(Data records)
────────────────
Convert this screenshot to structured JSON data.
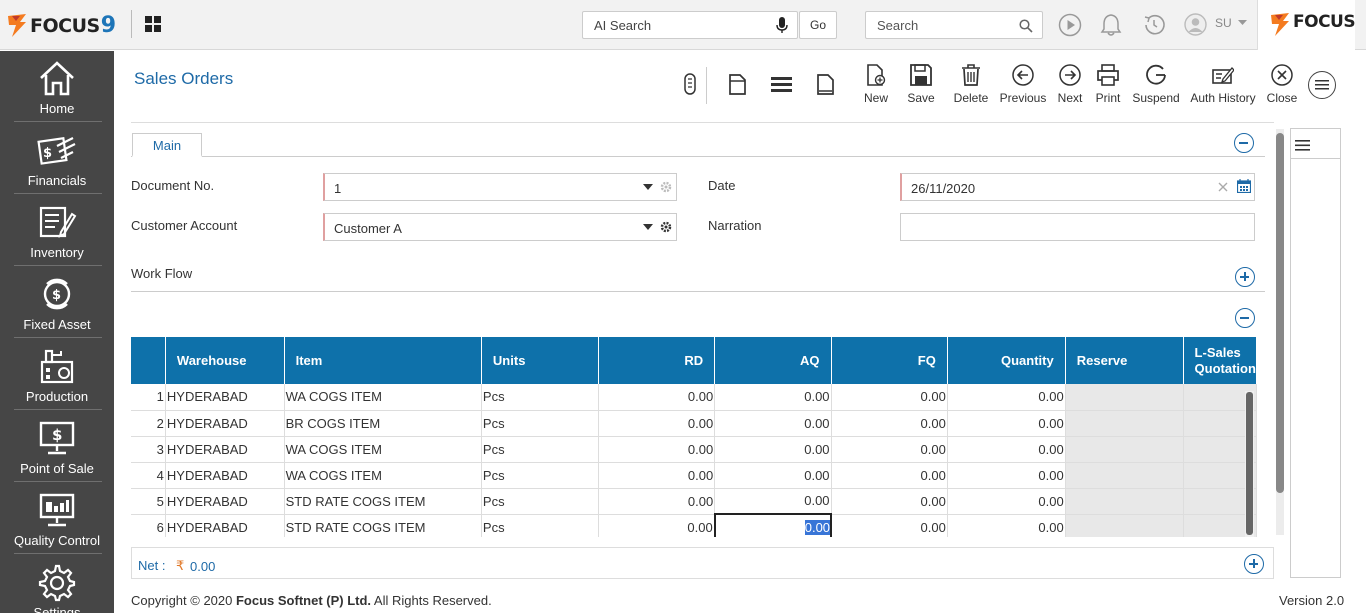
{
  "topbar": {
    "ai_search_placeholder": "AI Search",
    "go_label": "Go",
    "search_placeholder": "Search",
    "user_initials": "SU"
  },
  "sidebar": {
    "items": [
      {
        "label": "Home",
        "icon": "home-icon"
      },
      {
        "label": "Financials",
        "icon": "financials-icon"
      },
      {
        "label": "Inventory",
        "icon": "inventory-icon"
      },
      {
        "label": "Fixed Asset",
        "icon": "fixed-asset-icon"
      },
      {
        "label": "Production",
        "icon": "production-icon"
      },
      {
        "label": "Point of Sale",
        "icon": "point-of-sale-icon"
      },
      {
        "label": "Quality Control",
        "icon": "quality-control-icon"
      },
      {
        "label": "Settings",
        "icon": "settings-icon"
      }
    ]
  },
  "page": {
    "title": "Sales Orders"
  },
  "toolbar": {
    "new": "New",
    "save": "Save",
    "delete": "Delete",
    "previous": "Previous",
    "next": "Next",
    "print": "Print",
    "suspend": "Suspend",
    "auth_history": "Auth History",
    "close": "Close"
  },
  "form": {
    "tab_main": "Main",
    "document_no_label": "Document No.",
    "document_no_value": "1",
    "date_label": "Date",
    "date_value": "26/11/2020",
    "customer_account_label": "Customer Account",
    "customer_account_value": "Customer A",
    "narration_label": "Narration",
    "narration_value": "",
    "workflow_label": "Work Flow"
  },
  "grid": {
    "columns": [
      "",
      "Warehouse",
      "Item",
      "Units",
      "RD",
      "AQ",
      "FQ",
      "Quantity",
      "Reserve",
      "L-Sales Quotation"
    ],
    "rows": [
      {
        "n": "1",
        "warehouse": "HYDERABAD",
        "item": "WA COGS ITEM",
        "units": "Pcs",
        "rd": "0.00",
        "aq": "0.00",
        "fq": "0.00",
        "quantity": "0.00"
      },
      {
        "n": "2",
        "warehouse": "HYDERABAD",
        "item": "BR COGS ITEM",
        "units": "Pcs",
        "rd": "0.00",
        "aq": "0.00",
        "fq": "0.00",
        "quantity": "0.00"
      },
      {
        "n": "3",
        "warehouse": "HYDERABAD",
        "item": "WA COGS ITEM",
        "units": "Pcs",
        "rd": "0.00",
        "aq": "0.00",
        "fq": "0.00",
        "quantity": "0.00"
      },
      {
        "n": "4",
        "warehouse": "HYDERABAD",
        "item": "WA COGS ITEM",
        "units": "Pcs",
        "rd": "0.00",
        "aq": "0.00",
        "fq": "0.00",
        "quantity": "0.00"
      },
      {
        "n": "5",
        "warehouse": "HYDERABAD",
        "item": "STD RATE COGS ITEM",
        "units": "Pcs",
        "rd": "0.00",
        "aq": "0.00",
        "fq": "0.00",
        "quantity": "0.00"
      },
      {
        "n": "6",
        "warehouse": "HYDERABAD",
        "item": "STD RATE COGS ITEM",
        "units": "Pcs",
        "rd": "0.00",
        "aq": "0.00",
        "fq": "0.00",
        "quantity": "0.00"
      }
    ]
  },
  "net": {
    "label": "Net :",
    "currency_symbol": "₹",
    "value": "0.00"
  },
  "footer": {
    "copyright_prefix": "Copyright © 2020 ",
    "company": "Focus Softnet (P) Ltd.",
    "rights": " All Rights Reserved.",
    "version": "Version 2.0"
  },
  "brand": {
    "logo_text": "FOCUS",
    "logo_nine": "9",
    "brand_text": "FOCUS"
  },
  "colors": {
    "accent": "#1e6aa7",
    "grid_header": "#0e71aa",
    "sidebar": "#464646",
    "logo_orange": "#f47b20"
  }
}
────────────────
=== SHORT TASK ===
Among these entries, how many lines include the string "Search"? Reply with the number by itself.

=== RESPONSE ===
2